Challenge: Your task is to repeat the lines below exactly, excluding any pictures they contain.

* Start Data rows *

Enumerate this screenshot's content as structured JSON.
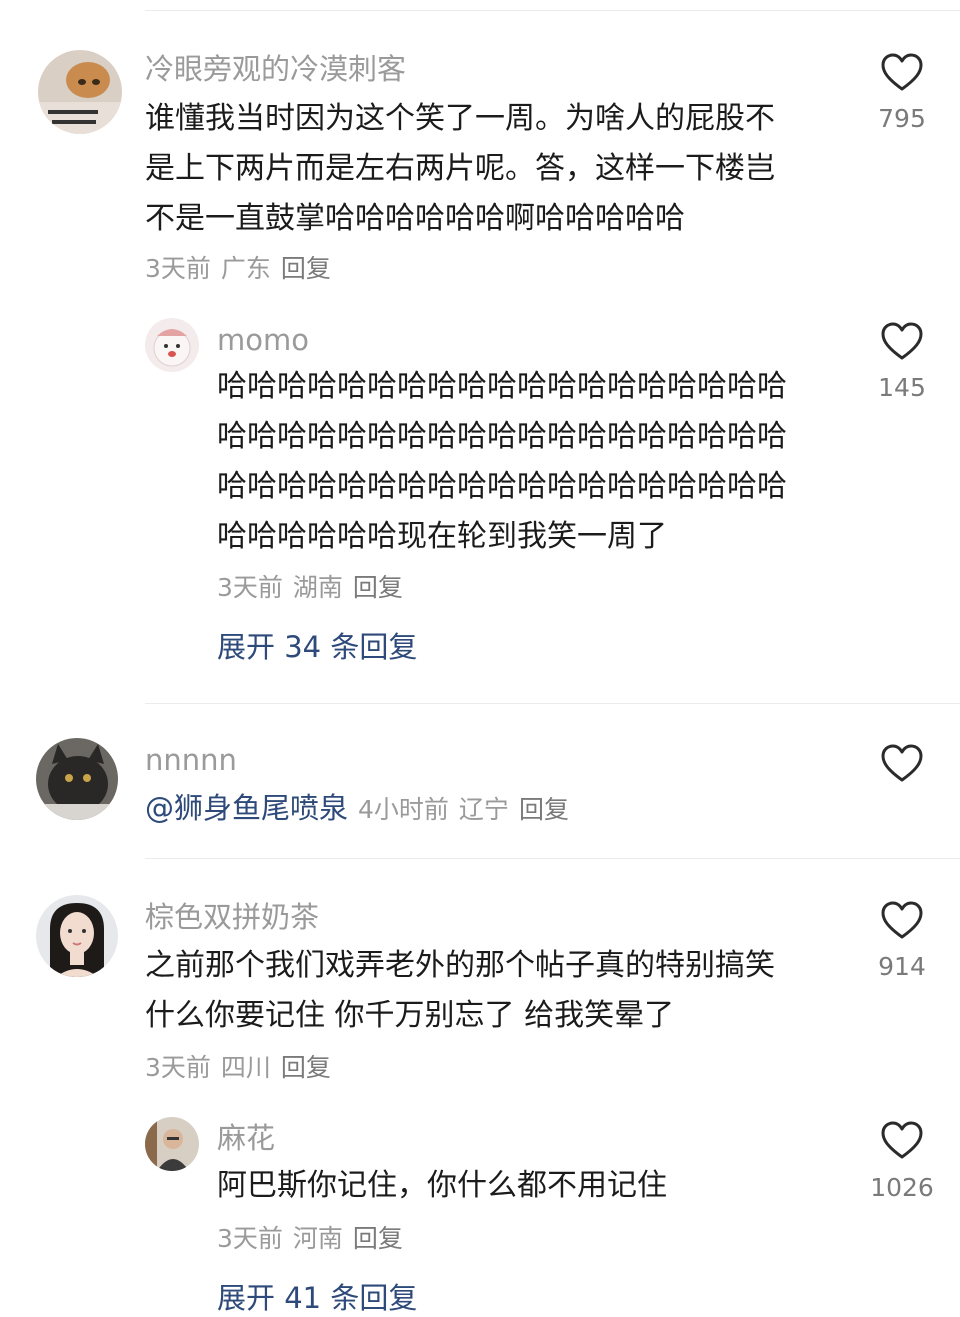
{
  "comments": [
    {
      "username": "冷眼旁观的冷漠刺客",
      "avatar_icon": "cat-meme-avatar",
      "text_lines": [
        "谁懂我当时因为这个笑了一周。为啥人的屁股不",
        "是上下两片而是左右两片呢。答，这样一下楼岂",
        "不是一直鼓掌哈哈哈哈哈哈啊哈哈哈哈哈"
      ],
      "time": "3天前",
      "location": "广东",
      "reply_label": "回复",
      "likes": "795",
      "sub_reply": {
        "username": "momo",
        "avatar_icon": "cartoon-bird-avatar",
        "text_lines": [
          "哈哈哈哈哈哈哈哈哈哈哈哈哈哈哈哈哈哈哈",
          "哈哈哈哈哈哈哈哈哈哈哈哈哈哈哈哈哈哈哈",
          "哈哈哈哈哈哈哈哈哈哈哈哈哈哈哈哈哈哈哈",
          "哈哈哈哈哈哈现在轮到我笑一周了"
        ],
        "time": "3天前",
        "location": "湖南",
        "reply_label": "回复",
        "likes": "145"
      },
      "expand_label": "展开 34 条回复"
    },
    {
      "username": "nnnnn",
      "avatar_icon": "black-cat-avatar",
      "mention": "@狮身鱼尾喷泉",
      "time": "4小时前",
      "location": "辽宁",
      "reply_label": "回复"
    },
    {
      "username": "棕色双拼奶茶",
      "avatar_icon": "girl-portrait-avatar",
      "text_lines": [
        "之前那个我们戏弄老外的那个帖子真的特别搞笑",
        "什么你要记住 你千万别忘了 给我笑晕了"
      ],
      "time": "3天前",
      "location": "四川",
      "reply_label": "回复",
      "likes": "914",
      "sub_reply": {
        "username": "麻花",
        "avatar_icon": "man-photo-avatar",
        "text_lines": [
          "阿巴斯你记住，你什么都不用记住"
        ],
        "time": "3天前",
        "location": "河南",
        "reply_label": "回复",
        "likes": "1026"
      },
      "expand_label": "展开 41 条回复"
    }
  ],
  "colors": {
    "username": "#9a9a9a",
    "link": "#2e4a7a",
    "text": "#1b1b1b",
    "divider": "#ececec"
  }
}
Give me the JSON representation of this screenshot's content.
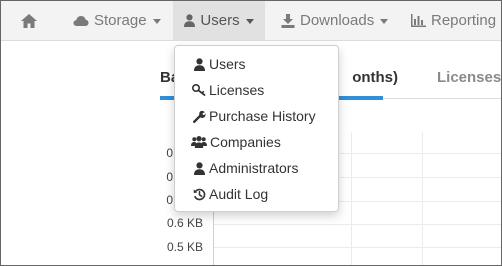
{
  "colors": {
    "navbar_bg": "#f3f3f3",
    "active_bg": "#e1e1e1",
    "accent": "#2f8fd8",
    "nav_text": "#7a7a7a"
  },
  "navbar": {
    "items": [
      {
        "label": "",
        "icon": "home-icon"
      },
      {
        "label": "Storage",
        "icon": "cloud-icon",
        "has_caret": true
      },
      {
        "label": "Users",
        "icon": "user-icon",
        "has_caret": true,
        "active": true
      },
      {
        "label": "Downloads",
        "icon": "download-icon",
        "has_caret": true
      },
      {
        "label": "Reporting",
        "icon": "bar-chart-icon",
        "has_caret": true
      }
    ]
  },
  "dropdown": {
    "items": [
      {
        "label": "Users",
        "icon": "user-icon"
      },
      {
        "label": "Licenses",
        "icon": "key-icon"
      },
      {
        "label": "Purchase History",
        "icon": "wrench-icon"
      },
      {
        "label": "Companies",
        "icon": "users-icon"
      },
      {
        "label": "Administrators",
        "icon": "user-icon"
      },
      {
        "label": "Audit Log",
        "icon": "history-icon"
      }
    ]
  },
  "tabs": {
    "left_visible_start": "Ba",
    "left_visible_end": "onths)",
    "right": "Licenses"
  },
  "chart": {
    "tick_labels": [
      "0",
      "0",
      "0",
      "0.6 KB",
      "0.5 KB"
    ]
  }
}
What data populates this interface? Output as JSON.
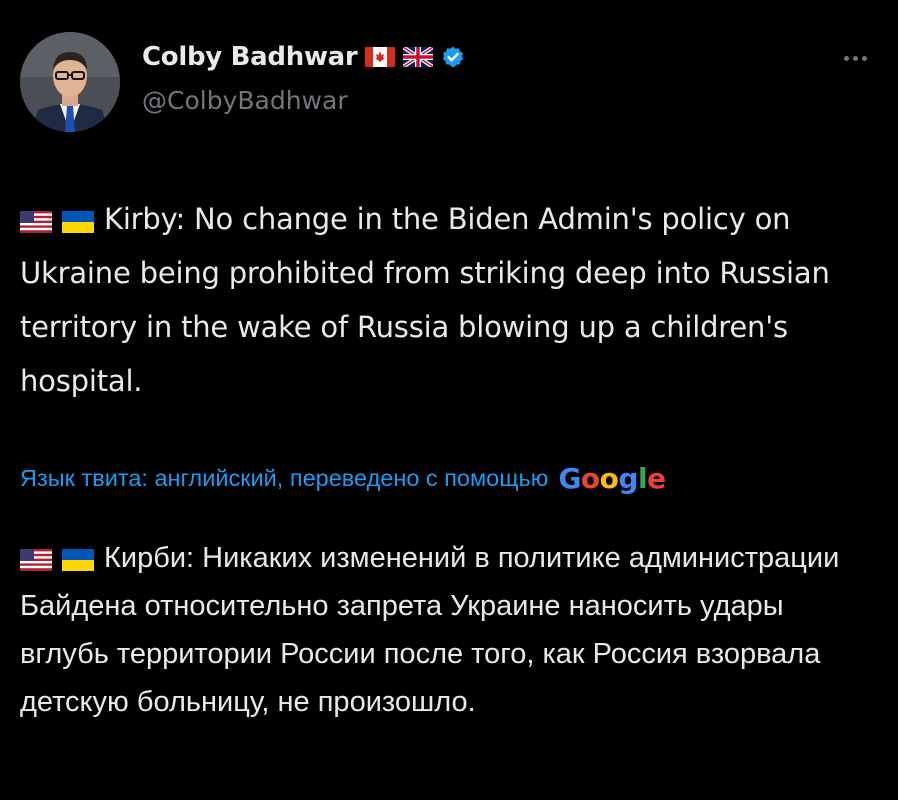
{
  "author": {
    "display_name": "Colby Badhwar",
    "handle": "@ColbyBadhwar",
    "verified": true,
    "name_flags": [
      "canada-flag",
      "uk-flag"
    ],
    "verified_color": "#1d9bf0"
  },
  "tweet": {
    "leading_flags": [
      "usa-flag",
      "ukraine-flag"
    ],
    "text": "Kirby: No change in the Biden Admin's policy on Ukraine being prohibited from striking deep into Russian territory in the wake of Russia blowing up a children's hospital."
  },
  "translation": {
    "label": "Язык твита: английский, переведено с помощью",
    "provider": "Google",
    "leading_flags": [
      "usa-flag",
      "ukraine-flag"
    ],
    "text": "Кирби: Никаких изменений в политике администрации Байдена относительно запрета Украине наносить удары вглубь территории России после того, как Россия взорвала детскую больницу, не произошло."
  },
  "colors": {
    "background": "#000000",
    "text_primary": "#e7e9ea",
    "text_secondary": "#71767b",
    "accent": "#1d9bf0"
  },
  "icons": {
    "more": "more-horizontal-icon"
  }
}
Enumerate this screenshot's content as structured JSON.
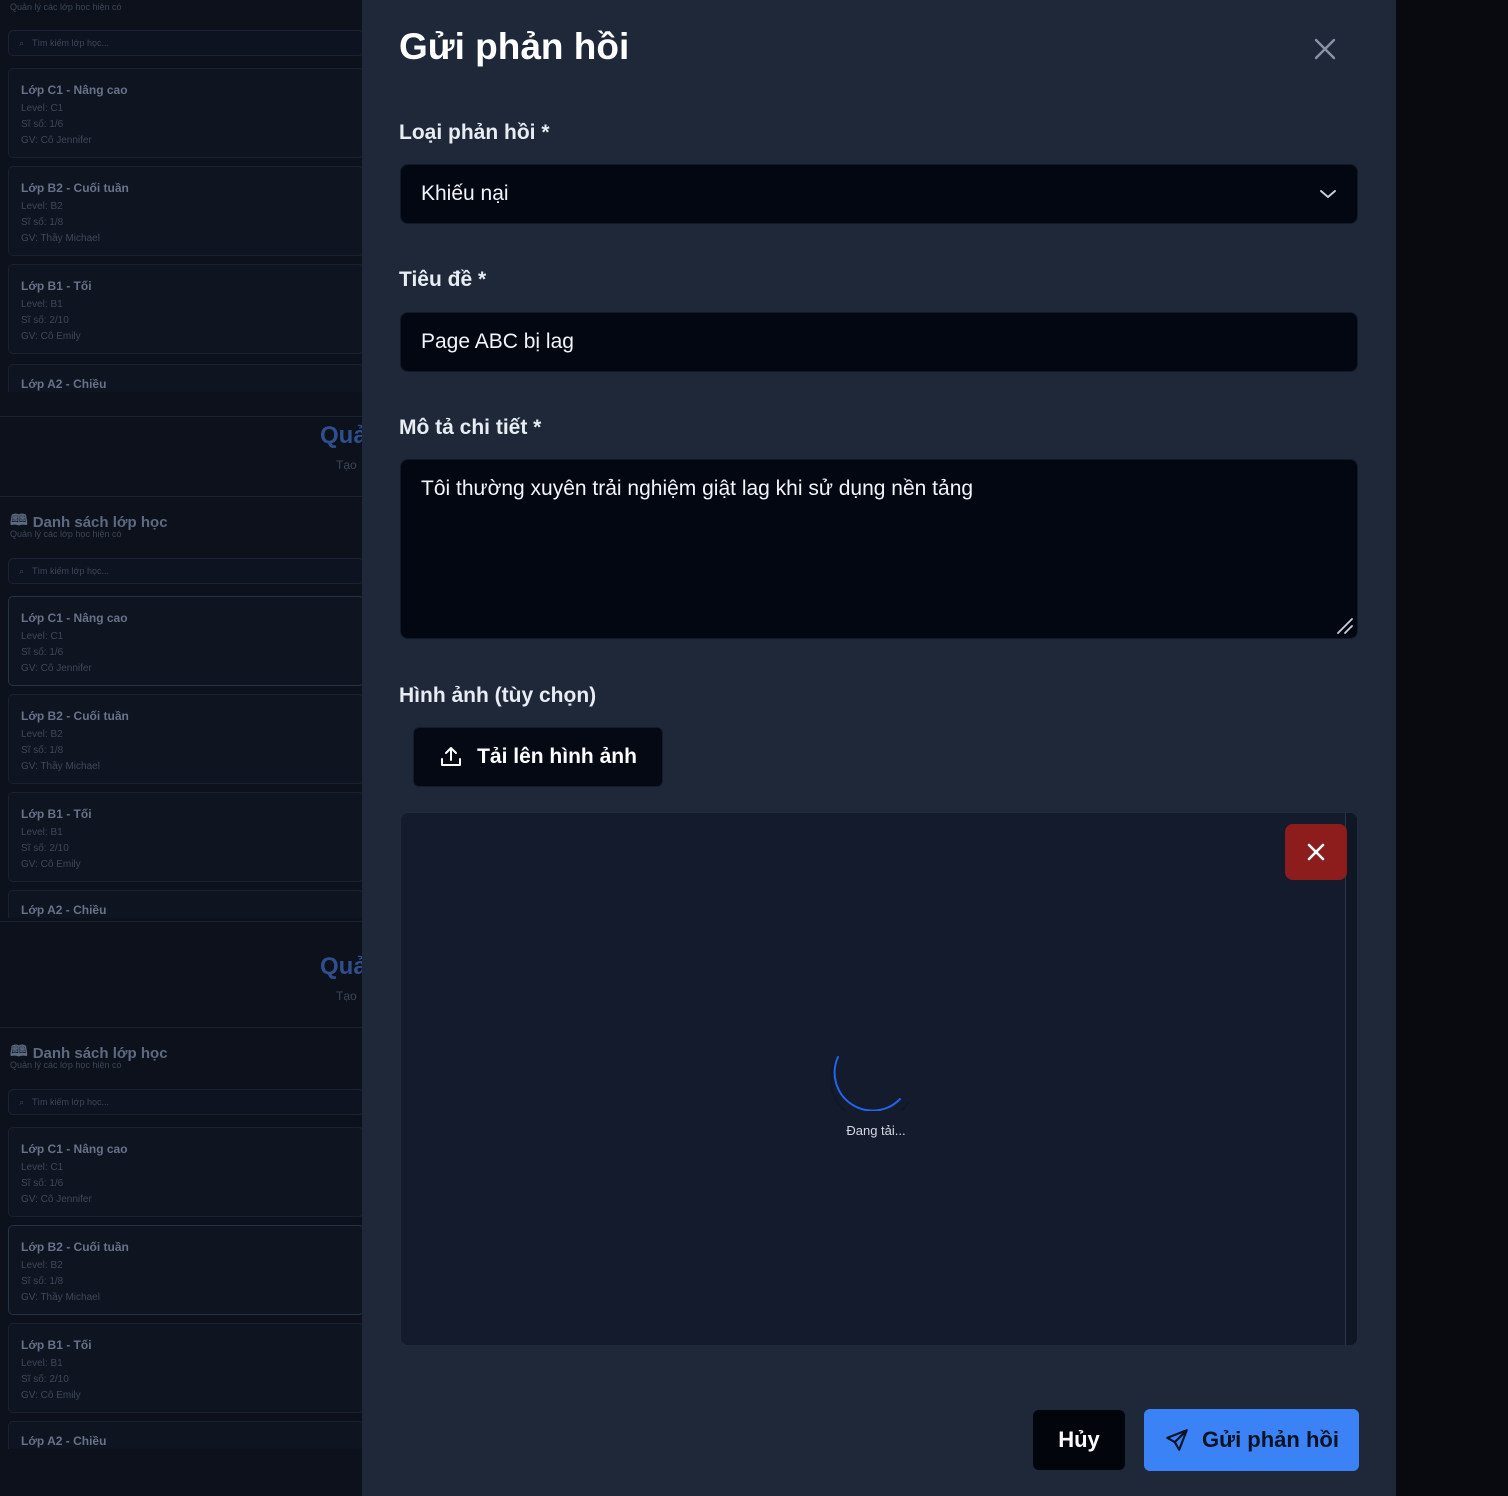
{
  "background": {
    "section_title": "Danh sách lớp học",
    "section_subtitle": "Quản lý các lớp học hiện có",
    "search_placeholder": "Tìm kiếm lớp học...",
    "partial_heading": "Quả",
    "partial_sub": "Tạo",
    "classes": [
      {
        "title": "Lớp C1 - Nâng cao",
        "level": "Level: C1",
        "size": "Sĩ số: 1/6",
        "teacher": "GV: Cô Jennifer"
      },
      {
        "title": "Lớp B2 - Cuối tuần",
        "level": "Level: B2",
        "size": "Sĩ số: 1/8",
        "teacher": "GV: Thầy Michael"
      },
      {
        "title": "Lớp B1 - Tối",
        "level": "Level: B1",
        "size": "Sĩ số: 2/10",
        "teacher": "GV: Cô Emily"
      },
      {
        "title": "Lớp A2 - Chiều"
      }
    ]
  },
  "modal": {
    "title": "Gửi phản hồi",
    "type_label": "Loại phản hồi *",
    "type_value": "Khiếu nại",
    "subject_label": "Tiêu đề *",
    "subject_value": "Page ABC bị lag",
    "description_label": "Mô tả chi tiết *",
    "description_value": "Tôi thường xuyên trải nghiệm giật lag khi sử dụng nền tảng",
    "image_label": "Hình ảnh (tùy chọn)",
    "upload_label": "Tải lên hình ảnh",
    "loading_text": "Đang tải...",
    "cancel_label": "Hủy",
    "submit_label": "Gửi phản hồi"
  },
  "colors": {
    "accent": "#3b82f6",
    "danger": "#8d1d1d",
    "panel": "#1e2838",
    "field": "#030712"
  }
}
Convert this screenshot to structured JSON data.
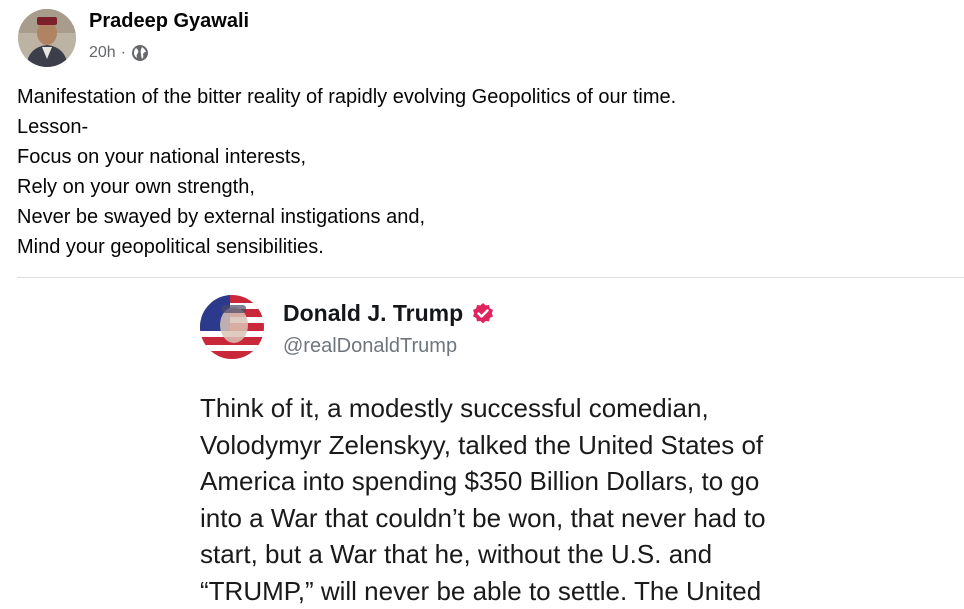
{
  "post": {
    "author": "Pradeep Gyawali",
    "timestamp": "20h",
    "separator": "·",
    "privacy_icon": "globe-icon",
    "text_lines": [
      "Manifestation of the bitter reality of rapidly evolving Geopolitics of our time.",
      "Lesson-",
      "Focus on your national interests,",
      "Rely on your own strength,",
      "Never be swayed by external instigations and,",
      "Mind your geopolitical sensibilities."
    ]
  },
  "tweet": {
    "name": "Donald J. Trump",
    "handle": "@realDonaldTrump",
    "verified_icon": "verified-badge-icon",
    "verified_color": "#e0245e",
    "text_lines": [
      "Think of it, a modestly successful comedian,",
      "Volodymyr Zelenskyy, talked the United States of",
      "America into spending $350 Billion Dollars, to go",
      "into a War that couldn’t be won, that never had to",
      "start, but a War that he, without the U.S. and",
      "“TRUMP,” will never be able to settle. The United"
    ]
  },
  "colors": {
    "text_primary": "#050505",
    "text_secondary": "#65676b",
    "divider": "#dadde1"
  }
}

* End Data rows *

Answer to this problem:
Enumerate this screenshot's content as structured JSON.
{
  "comments": [
    {
      "username": "冷眼旁观的冷漠刺客",
      "avatar_icon": "cat-meme-avatar",
      "text_lines": [
        "谁懂我当时因为这个笑了一周。为啥人的屁股不",
        "是上下两片而是左右两片呢。答，这样一下楼岂",
        "不是一直鼓掌哈哈哈哈哈哈啊哈哈哈哈哈"
      ],
      "time": "3天前",
      "location": "广东",
      "reply_label": "回复",
      "likes": "795",
      "sub_reply": {
        "username": "momo",
        "avatar_icon": "cartoon-bird-avatar",
        "text_lines": [
          "哈哈哈哈哈哈哈哈哈哈哈哈哈哈哈哈哈哈哈",
          "哈哈哈哈哈哈哈哈哈哈哈哈哈哈哈哈哈哈哈",
          "哈哈哈哈哈哈哈哈哈哈哈哈哈哈哈哈哈哈哈",
          "哈哈哈哈哈哈现在轮到我笑一周了"
        ],
        "time": "3天前",
        "location": "湖南",
        "reply_label": "回复",
        "likes": "145"
      },
      "expand_label": "展开 34 条回复"
    },
    {
      "username": "nnnnn",
      "avatar_icon": "black-cat-avatar",
      "mention": "@狮身鱼尾喷泉",
      "time": "4小时前",
      "location": "辽宁",
      "reply_label": "回复"
    },
    {
      "username": "棕色双拼奶茶",
      "avatar_icon": "girl-portrait-avatar",
      "text_lines": [
        "之前那个我们戏弄老外的那个帖子真的特别搞笑",
        "什么你要记住 你千万别忘了 给我笑晕了"
      ],
      "time": "3天前",
      "location": "四川",
      "reply_label": "回复",
      "likes": "914",
      "sub_reply": {
        "username": "麻花",
        "avatar_icon": "man-photo-avatar",
        "text_lines": [
          "阿巴斯你记住，你什么都不用记住"
        ],
        "time": "3天前",
        "location": "河南",
        "reply_label": "回复",
        "likes": "1026"
      },
      "expand_label": "展开 41 条回复"
    }
  ],
  "colors": {
    "username": "#9a9a9a",
    "link": "#2e4a7a",
    "text": "#1b1b1b",
    "divider": "#ececec"
  }
}
Give me the JSON representation of this screenshot's content.
{
  "colors": {
    "navbar_bg": "#f3f3f3",
    "active_bg": "#e1e1e1",
    "accent": "#2f8fd8",
    "nav_text": "#7a7a7a"
  },
  "navbar": {
    "items": [
      {
        "label": "",
        "icon": "home-icon"
      },
      {
        "label": "Storage",
        "icon": "cloud-icon",
        "has_caret": true
      },
      {
        "label": "Users",
        "icon": "user-icon",
        "has_caret": true,
        "active": true
      },
      {
        "label": "Downloads",
        "icon": "download-icon",
        "has_caret": true
      },
      {
        "label": "Reporting",
        "icon": "bar-chart-icon",
        "has_caret": true
      }
    ]
  },
  "dropdown": {
    "items": [
      {
        "label": "Users",
        "icon": "user-icon"
      },
      {
        "label": "Licenses",
        "icon": "key-icon"
      },
      {
        "label": "Purchase History",
        "icon": "wrench-icon"
      },
      {
        "label": "Companies",
        "icon": "users-icon"
      },
      {
        "label": "Administrators",
        "icon": "user-icon"
      },
      {
        "label": "Audit Log",
        "icon": "history-icon"
      }
    ]
  },
  "tabs": {
    "left_visible_start": "Ba",
    "left_visible_end": "onths)",
    "right": "Licenses"
  },
  "chart": {
    "tick_labels": [
      "0",
      "0",
      "0",
      "0.6 KB",
      "0.5 KB"
    ]
  }
}
What data populates this interface? Output as JSON.
{
  "author": {
    "display_name": "Colby Badhwar",
    "handle": "@ColbyBadhwar",
    "verified": true,
    "name_flags": [
      "canada-flag",
      "uk-flag"
    ],
    "verified_color": "#1d9bf0"
  },
  "tweet": {
    "leading_flags": [
      "usa-flag",
      "ukraine-flag"
    ],
    "text": "Kirby: No change in the Biden Admin's policy on Ukraine being prohibited from striking deep into Russian territory in the wake of Russia blowing up a children's hospital."
  },
  "translation": {
    "label": "Язык твита: английский, переведено с помощью",
    "provider": "Google",
    "leading_flags": [
      "usa-flag",
      "ukraine-flag"
    ],
    "text": "Кирби: Никаких изменений в политике администрации Байдена относительно запрета Украине наносить удары вглубь территории России после того, как Россия взорвала детскую больницу, не произошло."
  },
  "colors": {
    "background": "#000000",
    "text_primary": "#e7e9ea",
    "text_secondary": "#71767b",
    "accent": "#1d9bf0"
  },
  "icons": {
    "more": "more-horizontal-icon"
  }
}
Enumerate this screenshot's content as structured JSON.
{
  "background": {
    "section_title": "Danh sách lớp học",
    "section_subtitle": "Quản lý các lớp học hiện có",
    "search_placeholder": "Tìm kiếm lớp học...",
    "partial_heading": "Quả",
    "partial_sub": "Tạo",
    "classes": [
      {
        "title": "Lớp C1 - Nâng cao",
        "level": "Level: C1",
        "size": "Sĩ số: 1/6",
        "teacher": "GV: Cô Jennifer"
      },
      {
        "title": "Lớp B2 - Cuối tuần",
        "level": "Level: B2",
        "size": "Sĩ số: 1/8",
        "teacher": "GV: Thầy Michael"
      },
      {
        "title": "Lớp B1 - Tối",
        "level": "Level: B1",
        "size": "Sĩ số: 2/10",
        "teacher": "GV: Cô Emily"
      },
      {
        "title": "Lớp A2 - Chiều"
      }
    ]
  },
  "modal": {
    "title": "Gửi phản hồi",
    "type_label": "Loại phản hồi *",
    "type_value": "Khiếu nại",
    "subject_label": "Tiêu đề *",
    "subject_value": "Page ABC bị lag",
    "description_label": "Mô tả chi tiết *",
    "description_value": "Tôi thường xuyên trải nghiệm giật lag khi sử dụng nền tảng",
    "image_label": "Hình ảnh (tùy chọn)",
    "upload_label": "Tải lên hình ảnh",
    "loading_text": "Đang tải...",
    "cancel_label": "Hủy",
    "submit_label": "Gửi phản hồi"
  },
  "colors": {
    "accent": "#3b82f6",
    "danger": "#8d1d1d",
    "panel": "#1e2838",
    "field": "#030712"
  }
}
Convert this screenshot to structured JSON data.
{
  "post": {
    "author": "Pradeep Gyawali",
    "timestamp": "20h",
    "separator": "·",
    "privacy_icon": "globe-icon",
    "text_lines": [
      "Manifestation of the bitter reality of rapidly evolving Geopolitics of our time.",
      "Lesson-",
      "Focus on your national interests,",
      "Rely on your own strength,",
      "Never be swayed by external instigations and,",
      "Mind your geopolitical sensibilities."
    ]
  },
  "tweet": {
    "name": "Donald J. Trump",
    "handle": "@realDonaldTrump",
    "verified_icon": "verified-badge-icon",
    "verified_color": "#e0245e",
    "text_lines": [
      "Think of it, a modestly successful comedian,",
      "Volodymyr Zelenskyy, talked the United States of",
      "America into spending $350 Billion Dollars, to go",
      "into a War that couldn’t be won, that never had to",
      "start, but a War that he, without the U.S. and",
      "“TRUMP,” will never be able to settle. The United"
    ]
  },
  "colors": {
    "text_primary": "#050505",
    "text_secondary": "#65676b",
    "divider": "#dadde1"
  }
}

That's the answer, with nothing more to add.